## Data
═══

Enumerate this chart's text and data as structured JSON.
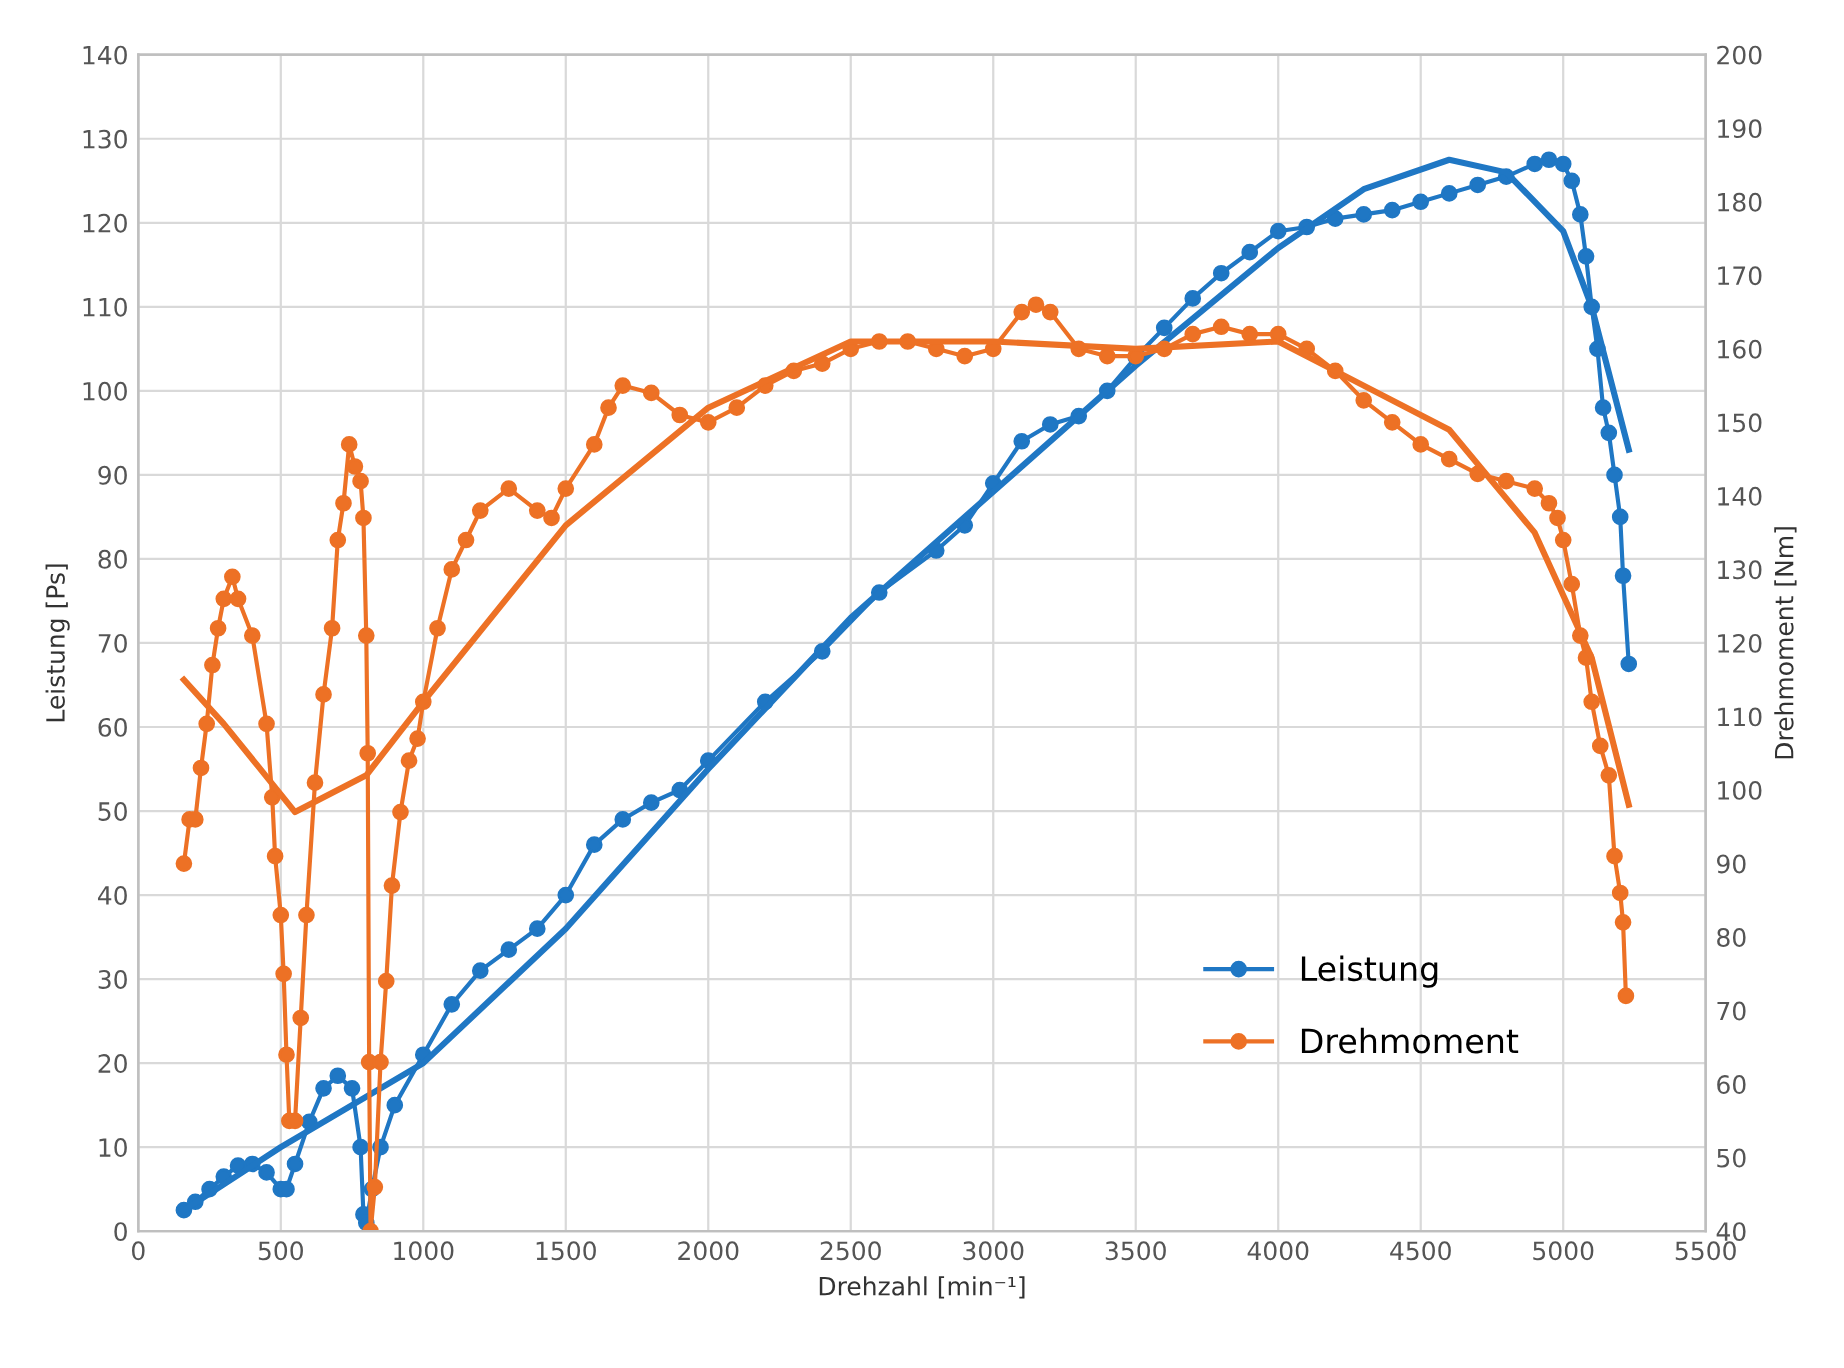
{
  "chart_data": {
    "type": "line",
    "xlabel": "Drehzahl [min⁻¹]",
    "ylabel": "Leistung [Ps]",
    "y2label": "Drehmoment [Nm]",
    "xlim": [
      0,
      5500
    ],
    "xticks": [
      0,
      500,
      1000,
      1500,
      2000,
      2500,
      3000,
      3500,
      4000,
      4500,
      5000,
      5500
    ],
    "ylim": [
      0,
      140
    ],
    "yticks": [
      0,
      10,
      20,
      30,
      40,
      50,
      60,
      70,
      80,
      90,
      100,
      110,
      120,
      130,
      140
    ],
    "y2lim": [
      40,
      200
    ],
    "y2ticks": [
      40,
      50,
      60,
      70,
      80,
      90,
      100,
      110,
      120,
      130,
      140,
      150,
      160,
      170,
      180,
      190,
      200
    ],
    "grid": true,
    "legend": "lower right",
    "marker": "circle",
    "line_style": "solid",
    "series": [
      {
        "name": "Leistung",
        "color": "#1f77c4",
        "x": [
          160,
          200,
          250,
          300,
          350,
          400,
          450,
          500,
          520,
          550,
          600,
          650,
          700,
          750,
          780,
          790,
          800,
          820,
          850,
          900,
          1000,
          1100,
          1200,
          1300,
          1400,
          1500,
          1600,
          1700,
          1800,
          1900,
          2000,
          2200,
          2400,
          2600,
          2800,
          2900,
          3000,
          3100,
          3200,
          3300,
          3400,
          3500,
          3600,
          3700,
          3800,
          3900,
          4000,
          4100,
          4200,
          4300,
          4400,
          4500,
          4600,
          4700,
          4800,
          4900,
          4950,
          5000,
          5030,
          5060,
          5080,
          5100,
          5120,
          5140,
          5160,
          5180,
          5200,
          5210,
          5230
        ],
        "values": [
          2.5,
          3.5,
          5,
          6.5,
          7.8,
          8,
          7,
          5,
          5,
          8,
          13,
          17,
          18.5,
          17,
          10,
          2,
          1,
          5,
          10,
          15,
          21,
          27,
          31,
          33.5,
          36,
          40,
          46,
          49,
          51,
          52.5,
          56,
          63,
          69,
          76,
          81,
          84,
          89,
          94,
          96,
          97,
          100,
          104,
          107.5,
          111,
          114,
          116.5,
          119,
          119.5,
          120.5,
          121,
          121.5,
          122.5,
          123.5,
          124.5,
          125.5,
          127,
          127.5,
          127,
          125,
          121,
          116,
          110,
          105,
          98,
          95,
          90,
          85,
          78,
          67.5
        ]
      },
      {
        "name": "Drehmoment",
        "color": "#ed7125",
        "axis": "y2",
        "x": [
          160,
          180,
          200,
          220,
          240,
          260,
          280,
          300,
          330,
          350,
          400,
          450,
          470,
          480,
          500,
          510,
          520,
          530,
          550,
          570,
          590,
          620,
          650,
          680,
          700,
          720,
          740,
          760,
          780,
          790,
          800,
          805,
          810,
          815,
          830,
          850,
          870,
          890,
          920,
          950,
          980,
          1000,
          1050,
          1100,
          1150,
          1200,
          1300,
          1400,
          1450,
          1500,
          1600,
          1650,
          1700,
          1800,
          1900,
          2000,
          2100,
          2200,
          2300,
          2400,
          2500,
          2600,
          2700,
          2800,
          2900,
          3000,
          3100,
          3150,
          3200,
          3300,
          3400,
          3500,
          3600,
          3700,
          3800,
          3900,
          4000,
          4100,
          4200,
          4300,
          4400,
          4500,
          4600,
          4700,
          4800,
          4900,
          4950,
          4980,
          5000,
          5030,
          5060,
          5080,
          5100,
          5130,
          5160,
          5180,
          5200,
          5210,
          5220
        ],
        "values": [
          90,
          96,
          96,
          103,
          109,
          117,
          122,
          126,
          129,
          126,
          121,
          109,
          99,
          91,
          83,
          75,
          64,
          55,
          55,
          69,
          83,
          101,
          113,
          122,
          134,
          139,
          147,
          144,
          142,
          137,
          121,
          105,
          63,
          40,
          46,
          63,
          74,
          87,
          97,
          104,
          107,
          112,
          122,
          130,
          134,
          138,
          141,
          138,
          137,
          141,
          147,
          152,
          155,
          154,
          151,
          150,
          152,
          155,
          157,
          158,
          160,
          161,
          161,
          160,
          159,
          160,
          165,
          166,
          165,
          160,
          159,
          159,
          160,
          162,
          163,
          162,
          162,
          160,
          157,
          153,
          150,
          147,
          145,
          143,
          142,
          141,
          139,
          137,
          134,
          128,
          121,
          118,
          112,
          106,
          102,
          91,
          86,
          82,
          72
        ]
      },
      {
        "type": "line",
        "color": "#1f77c4",
        "marker": "none",
        "x": [
          160,
          500,
          1000,
          1500,
          2000,
          2500,
          3000,
          3500,
          4000,
          4300,
          4600,
          4800,
          5000,
          5100,
          5230
        ],
        "values": [
          2.5,
          10,
          20,
          36,
          55,
          73,
          88,
          103,
          117,
          124,
          127.5,
          126,
          119,
          110,
          93
        ]
      },
      {
        "type": "line",
        "color": "#ed7125",
        "marker": "none",
        "axis": "y2",
        "x": [
          160,
          300,
          550,
          800,
          1000,
          1500,
          2000,
          2500,
          3000,
          3500,
          4000,
          4300,
          4600,
          4900,
          5100,
          5230
        ],
        "values": [
          115,
          109,
          97,
          102,
          112,
          136,
          152,
          161,
          161,
          160,
          161,
          155,
          149,
          135,
          118,
          98
        ]
      }
    ]
  }
}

═══

Keep every word of the data as it is when you write it out, but drop the pictures.

Enumerate this chart's text and data as structured JSON.
{
  "chart_data": {
    "type": "line",
    "xlabel": "Drehzahl [min⁻¹]",
    "ylabel": "Leistung [Ps]",
    "y2label": "Drehmoment [Nm]",
    "xlim": [
      0,
      5500
    ],
    "xticks": [
      0,
      500,
      1000,
      1500,
      2000,
      2500,
      3000,
      3500,
      4000,
      4500,
      5000,
      5500
    ],
    "ylim": [
      0,
      140
    ],
    "yticks": [
      0,
      10,
      20,
      30,
      40,
      50,
      60,
      70,
      80,
      90,
      100,
      110,
      120,
      130,
      140
    ],
    "y2lim": [
      40,
      200
    ],
    "y2ticks": [
      40,
      50,
      60,
      70,
      80,
      90,
      100,
      110,
      120,
      130,
      140,
      150,
      160,
      170,
      180,
      190,
      200
    ],
    "grid": true,
    "legend": "lower right",
    "marker": "circle",
    "line_style": "solid",
    "series": [
      {
        "name": "Leistung",
        "color": "#1f77c4",
        "x": [
          160,
          200,
          250,
          300,
          350,
          400,
          450,
          500,
          520,
          550,
          600,
          650,
          700,
          750,
          780,
          790,
          800,
          820,
          850,
          900,
          1000,
          1100,
          1200,
          1300,
          1400,
          1500,
          1600,
          1700,
          1800,
          1900,
          2000,
          2200,
          2400,
          2600,
          2800,
          2900,
          3000,
          3100,
          3200,
          3300,
          3400,
          3500,
          3600,
          3700,
          3800,
          3900,
          4000,
          4100,
          4200,
          4300,
          4400,
          4500,
          4600,
          4700,
          4800,
          4900,
          4950,
          5000,
          5030,
          5060,
          5080,
          5100,
          5120,
          5140,
          5160,
          5180,
          5200,
          5210,
          5230
        ],
        "values": [
          2.5,
          3.5,
          5,
          6.5,
          7.8,
          8,
          7,
          5,
          5,
          8,
          13,
          17,
          18.5,
          17,
          10,
          2,
          1,
          5,
          10,
          15,
          21,
          27,
          31,
          33.5,
          36,
          40,
          46,
          49,
          51,
          52.5,
          56,
          63,
          69,
          76,
          81,
          84,
          89,
          94,
          96,
          97,
          100,
          104,
          107.5,
          111,
          114,
          116.5,
          119,
          119.5,
          120.5,
          121,
          121.5,
          122.5,
          123.5,
          124.5,
          125.5,
          127,
          127.5,
          127,
          125,
          121,
          116,
          110,
          105,
          98,
          95,
          90,
          85,
          78,
          67.5
        ]
      },
      {
        "name": "Drehmoment",
        "color": "#ed7125",
        "axis": "y2",
        "x": [
          160,
          180,
          200,
          220,
          240,
          260,
          280,
          300,
          330,
          350,
          400,
          450,
          470,
          480,
          500,
          510,
          520,
          530,
          550,
          570,
          590,
          620,
          650,
          680,
          700,
          720,
          740,
          760,
          780,
          790,
          800,
          805,
          810,
          815,
          830,
          850,
          870,
          890,
          920,
          950,
          980,
          1000,
          1050,
          1100,
          1150,
          1200,
          1300,
          1400,
          1450,
          1500,
          1600,
          1650,
          1700,
          1800,
          1900,
          2000,
          2100,
          2200,
          2300,
          2400,
          2500,
          2600,
          2700,
          2800,
          2900,
          3000,
          3100,
          3150,
          3200,
          3300,
          3400,
          3500,
          3600,
          3700,
          3800,
          3900,
          4000,
          4100,
          4200,
          4300,
          4400,
          4500,
          4600,
          4700,
          4800,
          4900,
          4950,
          4980,
          5000,
          5030,
          5060,
          5080,
          5100,
          5130,
          5160,
          5180,
          5200,
          5210,
          5220
        ],
        "values": [
          90,
          96,
          96,
          103,
          109,
          117,
          122,
          126,
          129,
          126,
          121,
          109,
          99,
          91,
          83,
          75,
          64,
          55,
          55,
          69,
          83,
          101,
          113,
          122,
          134,
          139,
          147,
          144,
          142,
          137,
          121,
          105,
          63,
          40,
          46,
          63,
          74,
          87,
          97,
          104,
          107,
          112,
          122,
          130,
          134,
          138,
          141,
          138,
          137,
          141,
          147,
          152,
          155,
          154,
          151,
          150,
          152,
          155,
          157,
          158,
          160,
          161,
          161,
          160,
          159,
          160,
          165,
          166,
          165,
          160,
          159,
          159,
          160,
          162,
          163,
          162,
          162,
          160,
          157,
          153,
          150,
          147,
          145,
          143,
          142,
          141,
          139,
          137,
          134,
          128,
          121,
          118,
          112,
          106,
          102,
          91,
          86,
          82,
          72
        ]
      },
      {
        "type": "line",
        "color": "#1f77c4",
        "marker": "none",
        "x": [
          160,
          500,
          1000,
          1500,
          2000,
          2500,
          3000,
          3500,
          4000,
          4300,
          4600,
          4800,
          5000,
          5100,
          5230
        ],
        "values": [
          2.5,
          10,
          20,
          36,
          55,
          73,
          88,
          103,
          117,
          124,
          127.5,
          126,
          119,
          110,
          93
        ]
      },
      {
        "type": "line",
        "color": "#ed7125",
        "marker": "none",
        "axis": "y2",
        "x": [
          160,
          300,
          550,
          800,
          1000,
          1500,
          2000,
          2500,
          3000,
          3500,
          4000,
          4300,
          4600,
          4900,
          5100,
          5230
        ],
        "values": [
          115,
          109,
          97,
          102,
          112,
          136,
          152,
          161,
          161,
          160,
          161,
          155,
          149,
          135,
          118,
          98
        ]
      }
    ]
  }
}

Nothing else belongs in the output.